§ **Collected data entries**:
[START]

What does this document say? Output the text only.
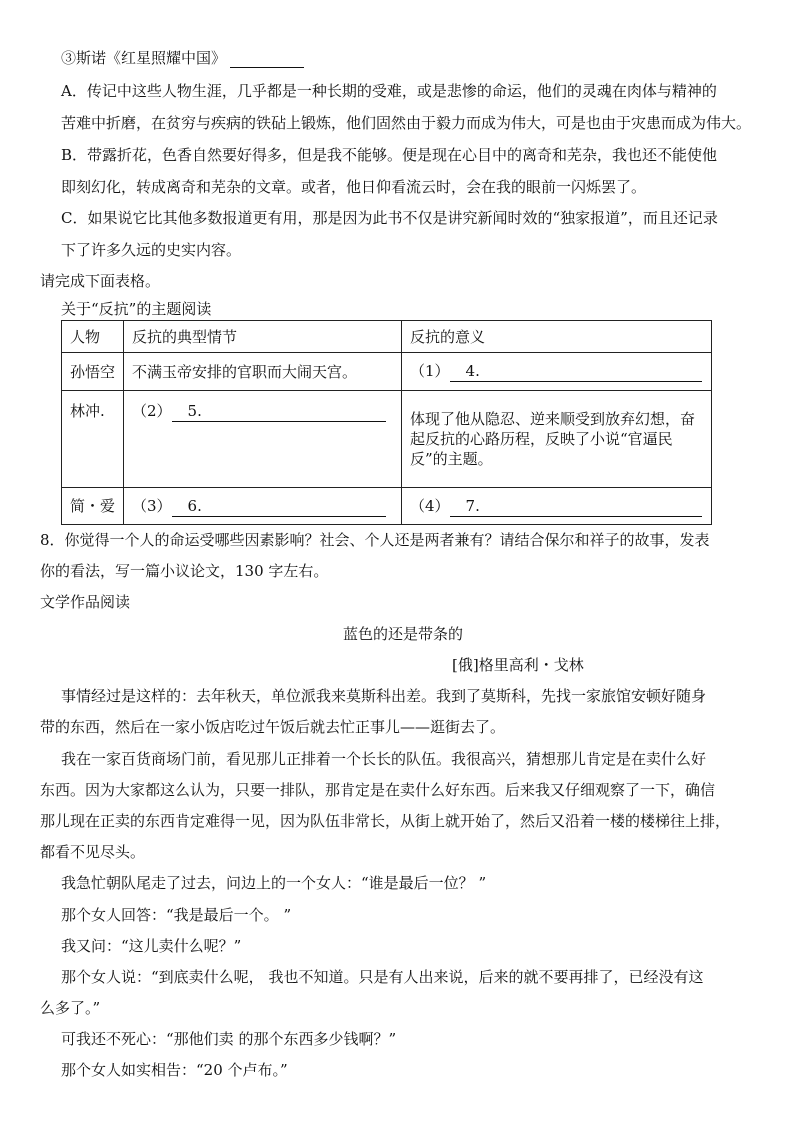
③斯诺《红星照耀中国》
A．传记中这些人物生涯，几乎都是一种长期的受难，或是悲惨的命运，他们的灵魂在肉体与精神的
苦难中折磨，在贫穷与疾病的铁砧上锻炼，他们固然由于毅力而成为伟大，可是也由于灾患而成为伟大。
B．带露折花，色香自然要好得多，但是我不能够。便是现在心目中的离奇和芜杂，我也还不能使他
即刻幻化，转成离奇和芜杂的文章。或者，他日仰看流云时，会在我的眼前一闪烁罢了。
C．如果说它比其他多数报道更有用，那是因为此书不仅是讲究新闻时效的“独家报道”，而且还记录
下了许多久远的史实内容。
请完成下面表格。
关于“反抗”的主题阅读
人物	反抗的典型情节	反抗的意义
孙悟空	不满玉帝安排的官职而大闹天宫。	（1） 4.
林冲.	（2） 5.	体现了他从隐忍、逆来顺受到放弃幻想，奋起反抗的心路历程，反映了小说“官逼民反”的主题。
简・爱	（3） 6.	（4） 7.
8．你觉得一个人的命运受哪些因素影响？社会、个人还是两者兼有？请结合保尔和祥子的故事，发表
你的看法，写一篇小议论文，130 字左右。
文学作品阅读
蓝色的还是带条的
[俄]格里高利・戈林
事情经过是这样的：去年秋天，单位派我来莫斯科出差。我到了莫斯科，先找一家旅馆安顿好随身
带的东西，然后在一家小饭店吃过午饭后就去忙正事儿——逛街去了。
我在一家百货商场门前，看见那儿正排着一个长长的队伍。我很高兴，猜想那儿肯定是在卖什么好
东西。因为大家都这么认为，只要一排队，那肯定是在卖什么好东西。后来我又仔细观察了一下，确信
那儿现在正卖的东西肯定难得一见，因为队伍非常长，从街上就开始了，然后又沿着一楼的楼梯往上排，
都看不见尽头。
我急忙朝队尾走了过去，问边上的一个女人：“谁是最后一位？ ”
那个女人回答：“我是最后一个。 ”
我又问：“这儿卖什么呢？”
那个女人说：“到底卖什么呢， 我也不知道。只是有人出来说，后来的就不要再排了，已经没有这
么多了。”
可我还不死心：“那他们卖 的那个东西多少钱啊？”
那个女人如实相告：“20 个卢布。”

[END]

§ **Written request**:
All of the records above must be copied exactly, except for the pictures.

§ **Solution to this exercise**:
What does this document say? Output the text only.
③斯诺《红星照耀中国》
A．传记中这些人物生涯，几乎都是一种长期的受难，或是悲惨的命运，他们的灵魂在肉体与精神的
苦难中折磨，在贫穷与疾病的铁砧上锻炼，他们固然由于毅力而成为伟大，可是也由于灾患而成为伟大。
B．带露折花，色香自然要好得多，但是我不能够。便是现在心目中的离奇和芜杂，我也还不能使他
即刻幻化，转成离奇和芜杂的文章。或者，他日仰看流云时，会在我的眼前一闪烁罢了。
C．如果说它比其他多数报道更有用，那是因为此书不仅是讲究新闻时效的“独家报道”，而且还记录
下了许多久远的史实内容。
请完成下面表格。
关于“反抗”的主题阅读
人物	反抗的典型情节	反抗的意义
孙悟空	不满玉帝安排的官职而大闹天宫。	（1） 4.
林冲.	（2） 5.	体现了他从隐忍、逆来顺受到放弃幻想，奋起反抗的心路历程，反映了小说“官逼民反”的主题。
简・爱	（3） 6.	（4） 7.
8．你觉得一个人的命运受哪些因素影响？社会、个人还是两者兼有？请结合保尔和祥子的故事，发表
你的看法，写一篇小议论文，130 字左右。
文学作品阅读
蓝色的还是带条的
[俄]格里高利・戈林
事情经过是这样的：去年秋天，单位派我来莫斯科出差。我到了莫斯科，先找一家旅馆安顿好随身
带的东西，然后在一家小饭店吃过午饭后就去忙正事儿——逛街去了。
我在一家百货商场门前，看见那儿正排着一个长长的队伍。我很高兴，猜想那儿肯定是在卖什么好
东西。因为大家都这么认为，只要一排队，那肯定是在卖什么好东西。后来我又仔细观察了一下，确信
那儿现在正卖的东西肯定难得一见，因为队伍非常长，从街上就开始了，然后又沿着一楼的楼梯往上排，
都看不见尽头。
我急忙朝队尾走了过去，问边上的一个女人：“谁是最后一位？ ”
那个女人回答：“我是最后一个。 ”
我又问：“这儿卖什么呢？”
那个女人说：“到底卖什么呢， 我也不知道。只是有人出来说，后来的就不要再排了，已经没有这
么多了。”
可我还不死心：“那他们卖 的那个东西多少钱啊？”
那个女人如实相告：“20 个卢布。”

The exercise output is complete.